What to produce
Among the lines below, count those with "curve". Give the total alone.

Data for this exercise

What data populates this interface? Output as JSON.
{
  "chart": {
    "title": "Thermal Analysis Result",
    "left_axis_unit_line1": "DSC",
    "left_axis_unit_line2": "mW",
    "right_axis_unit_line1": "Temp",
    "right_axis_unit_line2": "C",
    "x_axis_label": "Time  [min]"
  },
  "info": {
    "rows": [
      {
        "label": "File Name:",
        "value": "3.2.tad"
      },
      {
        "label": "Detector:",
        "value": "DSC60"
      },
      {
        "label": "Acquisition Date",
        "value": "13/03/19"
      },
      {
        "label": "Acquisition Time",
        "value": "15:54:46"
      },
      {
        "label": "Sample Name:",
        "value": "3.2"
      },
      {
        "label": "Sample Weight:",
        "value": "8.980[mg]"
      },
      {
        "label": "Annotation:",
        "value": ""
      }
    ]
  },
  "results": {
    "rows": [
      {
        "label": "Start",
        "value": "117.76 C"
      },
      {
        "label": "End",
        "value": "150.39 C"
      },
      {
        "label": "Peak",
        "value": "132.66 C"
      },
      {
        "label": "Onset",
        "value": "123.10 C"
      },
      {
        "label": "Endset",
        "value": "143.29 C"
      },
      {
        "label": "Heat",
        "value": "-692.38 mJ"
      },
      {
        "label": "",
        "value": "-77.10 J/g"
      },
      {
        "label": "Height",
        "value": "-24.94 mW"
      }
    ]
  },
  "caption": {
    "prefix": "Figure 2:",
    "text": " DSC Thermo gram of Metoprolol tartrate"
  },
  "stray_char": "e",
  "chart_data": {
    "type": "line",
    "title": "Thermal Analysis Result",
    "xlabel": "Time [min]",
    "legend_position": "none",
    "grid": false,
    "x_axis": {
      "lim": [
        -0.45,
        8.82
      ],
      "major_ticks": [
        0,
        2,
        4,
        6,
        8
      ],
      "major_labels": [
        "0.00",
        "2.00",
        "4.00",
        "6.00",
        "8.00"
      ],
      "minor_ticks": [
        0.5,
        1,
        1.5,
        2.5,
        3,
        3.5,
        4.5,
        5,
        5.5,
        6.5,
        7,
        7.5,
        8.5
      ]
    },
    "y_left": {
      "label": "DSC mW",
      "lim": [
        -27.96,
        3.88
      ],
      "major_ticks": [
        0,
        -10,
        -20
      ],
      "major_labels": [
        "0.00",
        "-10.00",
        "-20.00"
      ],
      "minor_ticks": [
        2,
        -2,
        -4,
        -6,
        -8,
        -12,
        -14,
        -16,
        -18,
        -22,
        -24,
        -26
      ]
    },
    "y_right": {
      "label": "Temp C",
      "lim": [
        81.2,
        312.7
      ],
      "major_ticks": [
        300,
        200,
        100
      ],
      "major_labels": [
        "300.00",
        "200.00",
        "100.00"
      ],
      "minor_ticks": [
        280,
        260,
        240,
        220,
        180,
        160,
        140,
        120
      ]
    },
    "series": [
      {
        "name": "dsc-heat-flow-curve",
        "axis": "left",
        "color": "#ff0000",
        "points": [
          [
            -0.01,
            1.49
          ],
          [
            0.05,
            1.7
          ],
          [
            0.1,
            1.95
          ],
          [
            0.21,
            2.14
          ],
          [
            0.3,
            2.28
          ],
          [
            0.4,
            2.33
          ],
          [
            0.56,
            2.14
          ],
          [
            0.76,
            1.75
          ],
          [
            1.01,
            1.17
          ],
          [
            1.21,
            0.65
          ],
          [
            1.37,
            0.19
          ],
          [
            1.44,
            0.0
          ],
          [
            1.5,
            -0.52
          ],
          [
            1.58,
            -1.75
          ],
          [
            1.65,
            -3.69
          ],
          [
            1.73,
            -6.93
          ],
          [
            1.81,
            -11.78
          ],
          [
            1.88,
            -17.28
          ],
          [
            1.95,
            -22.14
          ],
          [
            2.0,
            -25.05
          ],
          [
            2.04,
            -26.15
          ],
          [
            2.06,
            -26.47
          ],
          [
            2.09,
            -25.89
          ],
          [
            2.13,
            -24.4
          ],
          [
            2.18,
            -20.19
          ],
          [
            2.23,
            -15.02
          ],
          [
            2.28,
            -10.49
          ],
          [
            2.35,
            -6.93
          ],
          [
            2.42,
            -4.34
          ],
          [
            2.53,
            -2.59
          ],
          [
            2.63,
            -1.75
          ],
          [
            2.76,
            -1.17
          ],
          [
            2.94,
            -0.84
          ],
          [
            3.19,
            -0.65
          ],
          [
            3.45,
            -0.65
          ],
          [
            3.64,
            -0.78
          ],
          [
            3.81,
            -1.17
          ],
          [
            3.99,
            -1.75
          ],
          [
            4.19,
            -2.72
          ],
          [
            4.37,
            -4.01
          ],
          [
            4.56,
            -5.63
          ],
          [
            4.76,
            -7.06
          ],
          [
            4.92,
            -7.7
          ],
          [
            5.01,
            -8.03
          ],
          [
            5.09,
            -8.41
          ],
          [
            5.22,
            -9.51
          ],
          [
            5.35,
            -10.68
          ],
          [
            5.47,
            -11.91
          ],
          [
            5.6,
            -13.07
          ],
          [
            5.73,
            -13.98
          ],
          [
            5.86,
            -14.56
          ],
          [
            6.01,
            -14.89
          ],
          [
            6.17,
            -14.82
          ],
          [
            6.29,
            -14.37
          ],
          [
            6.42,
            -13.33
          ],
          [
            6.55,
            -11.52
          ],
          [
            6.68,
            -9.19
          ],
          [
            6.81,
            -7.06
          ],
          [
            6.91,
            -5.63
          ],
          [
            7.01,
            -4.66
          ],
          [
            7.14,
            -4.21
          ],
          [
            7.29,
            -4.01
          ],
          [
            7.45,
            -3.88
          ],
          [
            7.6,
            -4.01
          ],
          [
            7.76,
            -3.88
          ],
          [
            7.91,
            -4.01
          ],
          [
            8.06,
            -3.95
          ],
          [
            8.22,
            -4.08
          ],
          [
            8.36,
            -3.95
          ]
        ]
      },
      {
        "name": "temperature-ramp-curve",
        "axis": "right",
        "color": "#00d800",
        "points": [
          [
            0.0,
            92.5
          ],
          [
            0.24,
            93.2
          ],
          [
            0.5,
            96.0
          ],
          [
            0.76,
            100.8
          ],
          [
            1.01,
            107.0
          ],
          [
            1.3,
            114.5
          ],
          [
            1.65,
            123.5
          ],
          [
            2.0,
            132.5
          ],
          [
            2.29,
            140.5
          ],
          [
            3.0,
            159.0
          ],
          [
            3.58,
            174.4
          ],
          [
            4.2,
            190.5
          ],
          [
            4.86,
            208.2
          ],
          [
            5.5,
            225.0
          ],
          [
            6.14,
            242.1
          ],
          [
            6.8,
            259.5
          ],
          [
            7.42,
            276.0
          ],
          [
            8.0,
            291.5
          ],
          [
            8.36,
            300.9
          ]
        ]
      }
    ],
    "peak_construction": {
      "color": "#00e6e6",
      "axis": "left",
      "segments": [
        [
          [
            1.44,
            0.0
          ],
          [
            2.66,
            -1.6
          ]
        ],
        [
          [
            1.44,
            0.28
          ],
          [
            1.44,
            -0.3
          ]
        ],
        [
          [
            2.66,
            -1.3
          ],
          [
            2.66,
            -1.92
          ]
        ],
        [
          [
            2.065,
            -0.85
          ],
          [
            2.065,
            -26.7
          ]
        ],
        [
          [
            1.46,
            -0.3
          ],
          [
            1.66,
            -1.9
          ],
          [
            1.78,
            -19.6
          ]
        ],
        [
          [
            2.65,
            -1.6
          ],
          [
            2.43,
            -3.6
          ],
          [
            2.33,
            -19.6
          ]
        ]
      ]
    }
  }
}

...

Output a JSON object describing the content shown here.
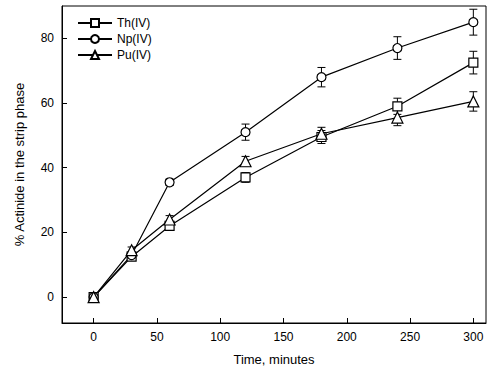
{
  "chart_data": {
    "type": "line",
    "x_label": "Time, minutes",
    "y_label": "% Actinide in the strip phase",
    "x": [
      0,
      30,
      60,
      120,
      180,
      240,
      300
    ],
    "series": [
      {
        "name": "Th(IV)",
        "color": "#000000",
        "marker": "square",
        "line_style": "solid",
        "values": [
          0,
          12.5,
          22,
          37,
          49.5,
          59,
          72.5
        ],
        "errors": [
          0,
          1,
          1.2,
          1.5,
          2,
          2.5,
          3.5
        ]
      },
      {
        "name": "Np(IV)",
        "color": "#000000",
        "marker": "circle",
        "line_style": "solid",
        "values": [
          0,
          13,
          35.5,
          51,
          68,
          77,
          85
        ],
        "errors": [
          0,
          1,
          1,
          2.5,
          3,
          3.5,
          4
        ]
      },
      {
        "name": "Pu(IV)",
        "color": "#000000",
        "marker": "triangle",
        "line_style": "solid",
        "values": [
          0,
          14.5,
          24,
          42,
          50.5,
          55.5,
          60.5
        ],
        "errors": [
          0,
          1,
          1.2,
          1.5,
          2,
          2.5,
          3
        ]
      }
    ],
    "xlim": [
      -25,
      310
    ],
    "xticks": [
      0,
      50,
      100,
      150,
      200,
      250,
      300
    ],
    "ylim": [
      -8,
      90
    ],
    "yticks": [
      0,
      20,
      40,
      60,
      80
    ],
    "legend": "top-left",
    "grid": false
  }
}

Final answer
2